** Start of Text **
Convert the audio via Fourier transform into the component frequencies over time. If you want to create a video go ahead, but it would be better to feed the spectral data directly into the neural net.

Reversing the process is a little easier using additive synthesis.

Ask if this isn’t clear to you.

ADDED: If you’d like some other more technical ideas for NetEncoders for audio read this excellent paper from Wolfram:

1 Like

Thanks for this, yeah, after spending last night reading things of same nature I finally starting to see some light : ) for example discovered Fourier transform for the first time : )

Keeping in mind that I’m not programmer and far from being too technical, however understand how digital sound and synthesis works quite well.

The problem for me that no one provides „ready made“ solution with user friendly interface, everything has to be coded.
Another thing is - most of the usages of audio with neural networks related to voice recognition and analysis, some „auto„ sound synthesis, utilitarian things… haven’t seen examples of using it with „artistic goals“ in mind.

So I’ll learn this text tonight and if you wouldn’t mind, ask you things I don’t understand. Still believe this field is quite new and have to be used by artists.

Yeah cool! Will learn how this were done!

Interesting to experiment with it in a more „delicate“ way … like for example, extract some “fundamentals” of ethnic music of a special kind (like Eskimos music or Japanese) and generate midi data based on that analysis to create electronic music with our synths.

Again lack of ready solutions scares me, since I’m not a programmer at all.

Uhm, so I could also not really think of anything else besides fourier transform. Or actually getting a spectrogram – rather than a spectrum – from your audio source.

You kinda want to keep the visualization as lossless as possible, since you want to reconstruct the audio back at some point.

Are there no spectrogram makers online that do this? Google spits out a few results, but I haven‘t tested how reliable these are of course.

What does your AI person say to this?

1 Like

Yeah, you don’t even need to use audio as the input data. It’d be much easier, and possibly more effective, to analyse MIDI data based on recordings of the music you mentioned.

If you don’t mind starting small, it really isn’t hard to get into music-related programming. For the longest time I avoided it because I thought I couldn’t “get” it, but really, it’s just another set of tools that you learn to manipulate in order to get what you want. AI frameworks are a bit of a different thing that I haven’t touched yet, but a lot of the time these things are more about setting parameters than having to think about any of the low-level stuff (again though, I don’t know anything about AI stuff yet, so I may be wrong).
** End of Text **
** Start of Given information **
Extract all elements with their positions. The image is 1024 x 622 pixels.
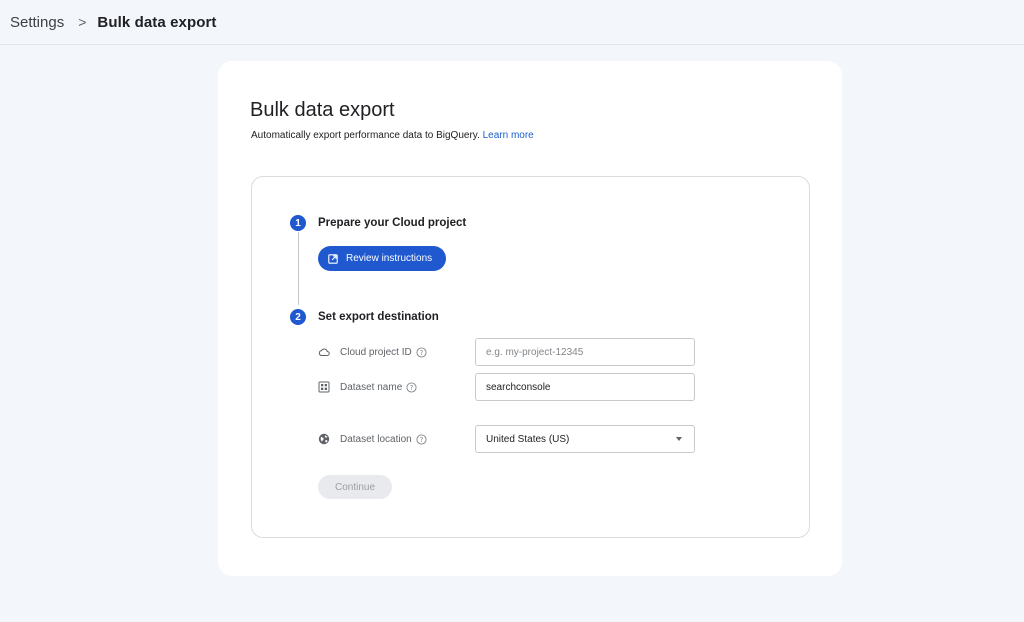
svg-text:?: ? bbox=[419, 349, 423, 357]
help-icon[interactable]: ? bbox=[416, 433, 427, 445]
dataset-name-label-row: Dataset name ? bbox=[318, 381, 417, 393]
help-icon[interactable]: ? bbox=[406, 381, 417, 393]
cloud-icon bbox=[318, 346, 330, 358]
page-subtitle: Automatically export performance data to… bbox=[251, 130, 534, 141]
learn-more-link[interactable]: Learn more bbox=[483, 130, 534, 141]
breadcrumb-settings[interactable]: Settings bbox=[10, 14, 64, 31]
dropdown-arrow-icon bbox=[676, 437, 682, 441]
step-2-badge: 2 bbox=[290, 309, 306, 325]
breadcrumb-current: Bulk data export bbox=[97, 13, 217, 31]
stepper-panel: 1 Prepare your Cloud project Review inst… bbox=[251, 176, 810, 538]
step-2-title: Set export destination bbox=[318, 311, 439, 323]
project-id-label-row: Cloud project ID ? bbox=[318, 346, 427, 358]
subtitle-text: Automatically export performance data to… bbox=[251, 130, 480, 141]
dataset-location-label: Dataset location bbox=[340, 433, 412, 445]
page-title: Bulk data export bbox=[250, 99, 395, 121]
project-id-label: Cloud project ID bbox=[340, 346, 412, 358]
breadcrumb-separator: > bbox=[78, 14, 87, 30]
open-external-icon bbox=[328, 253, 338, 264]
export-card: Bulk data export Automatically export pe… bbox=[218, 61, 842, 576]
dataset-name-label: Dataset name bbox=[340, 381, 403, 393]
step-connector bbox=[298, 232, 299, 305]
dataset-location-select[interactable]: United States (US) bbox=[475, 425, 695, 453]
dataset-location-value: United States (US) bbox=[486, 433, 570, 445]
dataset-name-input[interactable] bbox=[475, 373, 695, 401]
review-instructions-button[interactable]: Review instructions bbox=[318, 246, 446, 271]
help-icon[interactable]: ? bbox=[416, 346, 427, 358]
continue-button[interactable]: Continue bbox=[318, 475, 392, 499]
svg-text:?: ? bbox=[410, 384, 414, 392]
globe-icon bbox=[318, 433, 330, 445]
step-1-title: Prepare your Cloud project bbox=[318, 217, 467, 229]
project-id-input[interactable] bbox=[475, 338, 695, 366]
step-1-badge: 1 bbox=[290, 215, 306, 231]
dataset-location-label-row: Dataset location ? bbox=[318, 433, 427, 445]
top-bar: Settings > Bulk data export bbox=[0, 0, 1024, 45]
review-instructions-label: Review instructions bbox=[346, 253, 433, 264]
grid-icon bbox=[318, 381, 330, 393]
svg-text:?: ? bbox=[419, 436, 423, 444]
** End of Given information **
◆ **Problems**
1. In the thread, what makes reversing the process a little easier?
2. For each statement, say whether it agrees with the thread. Answer yes or no, and quote the deciding words of the thread.
(a) The thread says it would be better to feed the spectral data straight into the neural net than to make a video.
(b) The person who says they are not a programmer claims to understand digital sound and synthesis poorly.
(c) One reply says analyzing MIDI data would be harder than using audio as the input.
3. Print the part of the thread starting with "Interesting to experiment" and going on through "are of course.".

◆ **Results for the exercise**
1. Using additive synthesis.

2.
(a) Yes: "If you want to create a video go ahead, but it would be better to feed the spectral data directly into the neural net."
(b) No: "however understand how digital sound and synthesis works quite well."
(c) No: "It’d be much easier, and possibly more effective, to analyse MIDI data based on recordings of the music you mentioned."

3.
Interesting to experiment with it in a more „delicate“ way … like for example, extract some “fundamentals” of ethnic music of a special kind (like Eskimos music or Japanese) and generate midi data based on that analysis to create electronic music with our synths.

Again lack of ready solutions scares me, since I’m not a programmer at all.

Uhm, so I could also not really think of anything else besides fourier transform. Or actually getting a spectrogram – rather than a spectrum – from your audio source.

You kinda want to keep the visualization as lossless as possible, since you want to reconstruct the audio back at some point.

Are there no spectrogram makers online that do this? Google spits out a few results, but I haven‘t tested how reliable these are of course.